Written problem: Check every line of the material below for the string "Windows", and return the ones that have it.

Dataset items:
========================================

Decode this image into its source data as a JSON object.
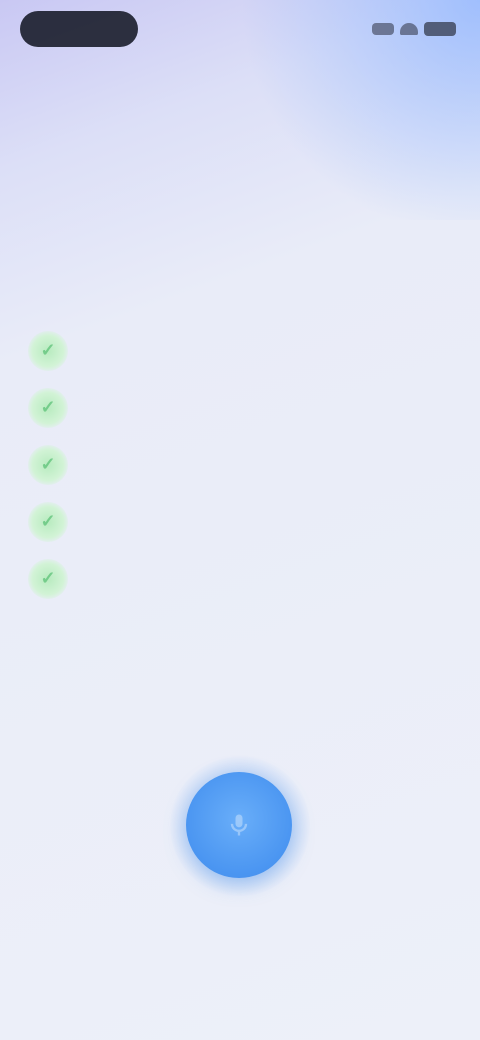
{
  "status_bar": {
    "pill": "",
    "icons": [
      "signal-icon",
      "wifi-icon",
      "battery-icon"
    ]
  },
  "app_title": "",
  "headline": "",
  "subhead": "",
  "features": [
    {
      "text": "",
      "icon": "check-icon"
    },
    {
      "text": "",
      "icon": "check-icon"
    },
    {
      "text": "",
      "icon": "check-icon"
    },
    {
      "text": "",
      "icon": "check-icon"
    },
    {
      "text": "",
      "icon": "check-icon"
    }
  ],
  "mic": {
    "icon": "microphone-icon",
    "label": "",
    "hint": ""
  },
  "colors": {
    "accent_blue": "#4a95f1",
    "check_green": "#b8ebbf",
    "background": "#edf0f9"
  }
}
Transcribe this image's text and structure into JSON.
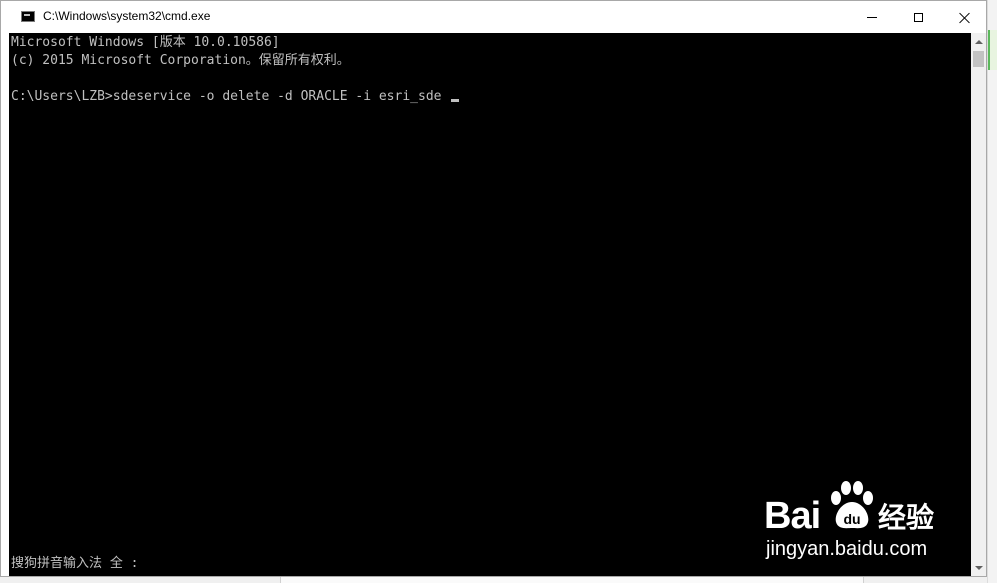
{
  "window": {
    "title": "C:\\Windows\\system32\\cmd.exe",
    "icon": "console-icon"
  },
  "controls": {
    "minimize": "minimize-icon",
    "maximize": "maximize-icon",
    "close": "close-icon"
  },
  "console": {
    "lines": [
      "Microsoft Windows [版本 10.0.10586]",
      "(c) 2015 Microsoft Corporation。保留所有权利。",
      "C:\\Users\\LZB>sdeservice -o delete -d ORACLE -i esri_sde "
    ],
    "ime_status": "搜狗拼音输入法 全 :",
    "background": "#000000",
    "foreground": "#c0c0c0"
  },
  "watermark": {
    "brand": "Bai",
    "brand_du": "du",
    "product": "经验",
    "url": "jingyan.baidu.com"
  }
}
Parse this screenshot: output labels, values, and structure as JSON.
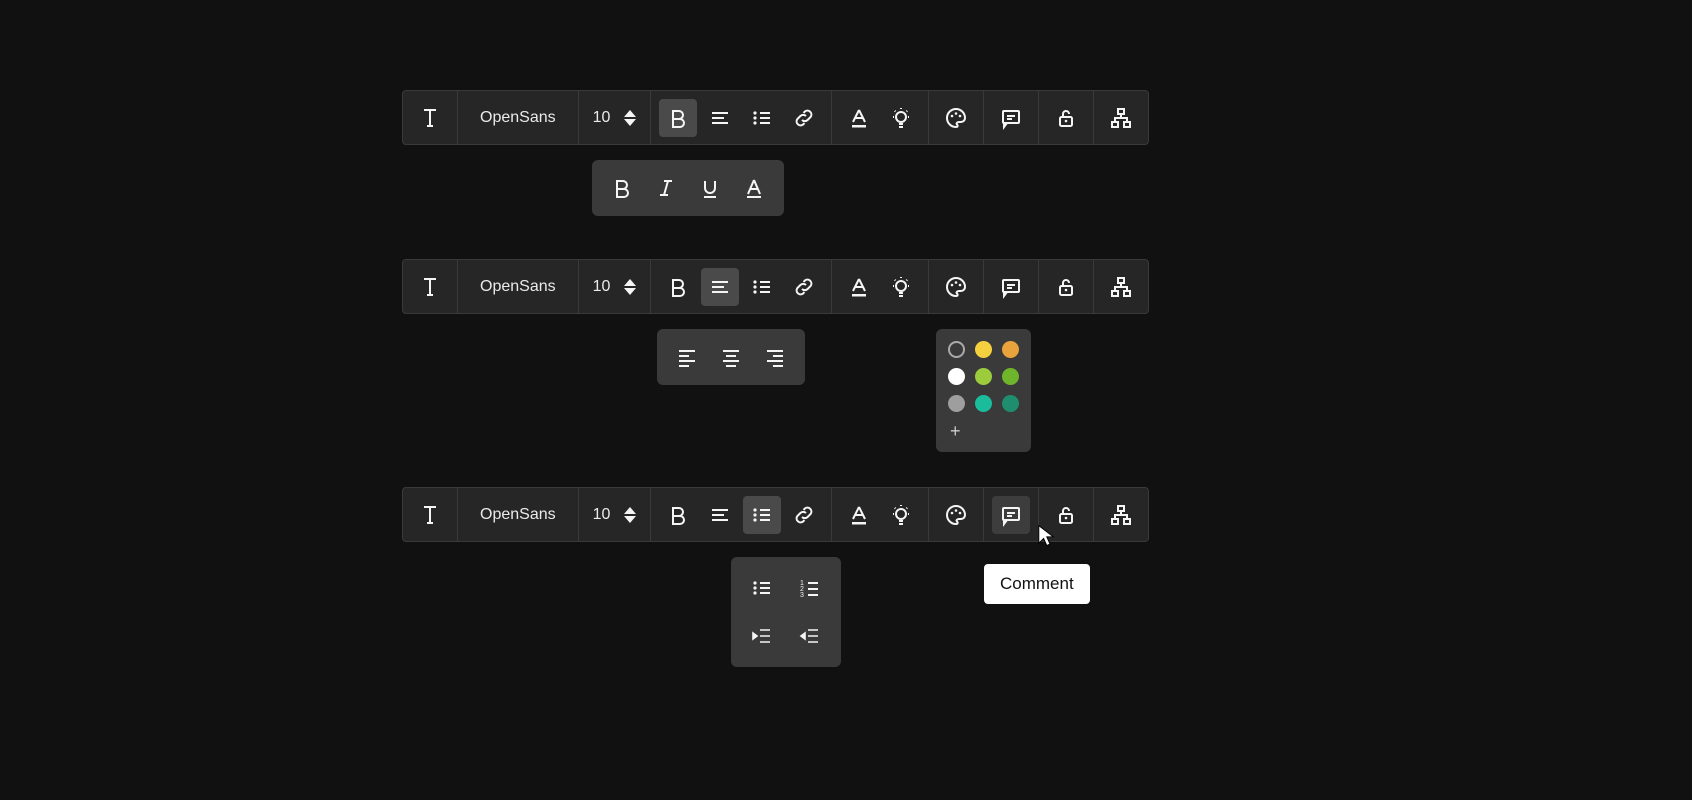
{
  "toolbars": {
    "row1": {
      "font": "OpenSans",
      "size": "10"
    },
    "row2": {
      "font": "OpenSans",
      "size": "10"
    },
    "row3": {
      "font": "OpenSans",
      "size": "10"
    }
  },
  "tooltip": {
    "comment": "Comment"
  },
  "palette": {
    "colors": [
      [
        "transparent",
        "#f4d03f",
        "#e8a33d"
      ],
      [
        "#ffffff",
        "#9ccc3c",
        "#6fb52c"
      ],
      [
        "#9e9e9e",
        "#1abc9c",
        "#1e8e6e"
      ]
    ],
    "plus": "+"
  }
}
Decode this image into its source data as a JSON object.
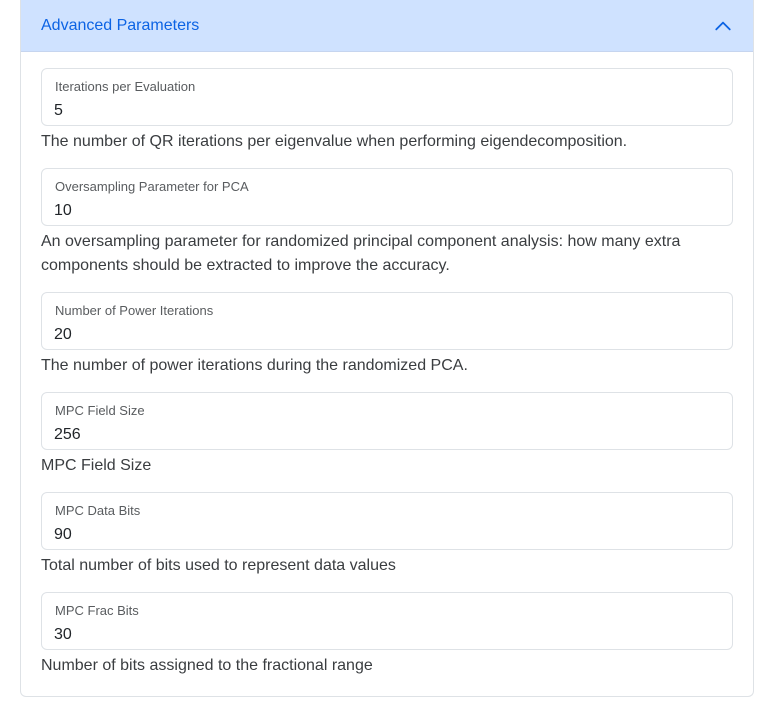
{
  "accordion": {
    "title": "Advanced Parameters",
    "toggle_icon": "chevron-up-icon",
    "colors": {
      "header_bg": "#cfe2ff",
      "header_text": "#0c63e4"
    }
  },
  "fields": [
    {
      "label": "Iterations per Evaluation",
      "value": "5",
      "help": "The number of QR iterations per eigenvalue when performing eigendecomposition."
    },
    {
      "label": "Oversampling Parameter for PCA",
      "value": "10",
      "help": "An oversampling parameter for randomized principal component analysis: how many extra components should be extracted to improve the accuracy."
    },
    {
      "label": "Number of Power Iterations",
      "value": "20",
      "help": "The number of power iterations during the randomized PCA."
    },
    {
      "label": "MPC Field Size",
      "value": "256",
      "help": "MPC Field Size"
    },
    {
      "label": "MPC Data Bits",
      "value": "90",
      "help": "Total number of bits used to represent data values"
    },
    {
      "label": "MPC Frac Bits",
      "value": "30",
      "help": "Number of bits assigned to the fractional range"
    }
  ]
}
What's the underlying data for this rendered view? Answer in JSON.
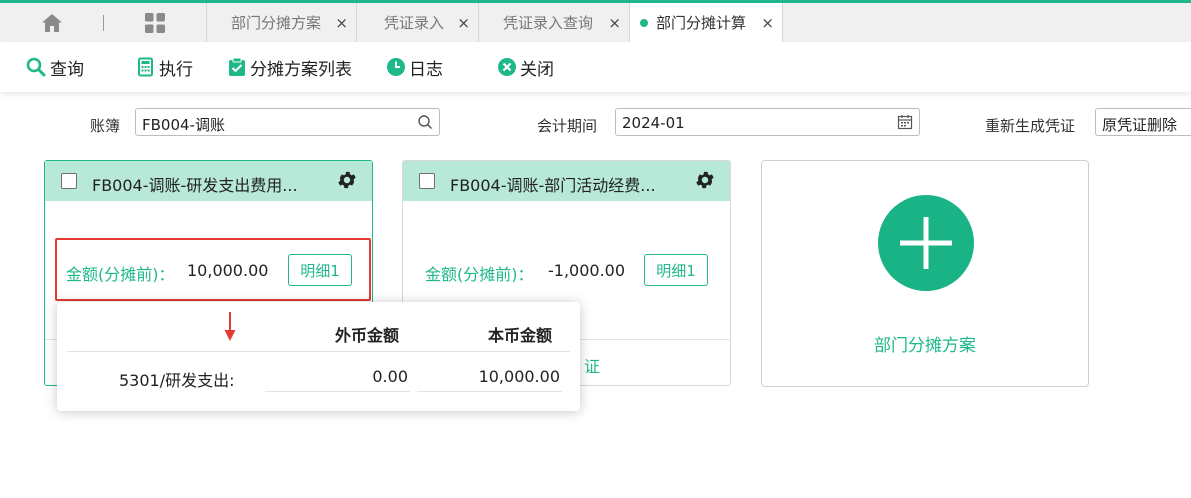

========================================

Result:
    "title": "C:\\Windows\\system32\\cmd.exe",
      "Microsoft Windows [版本 10.0.10586]",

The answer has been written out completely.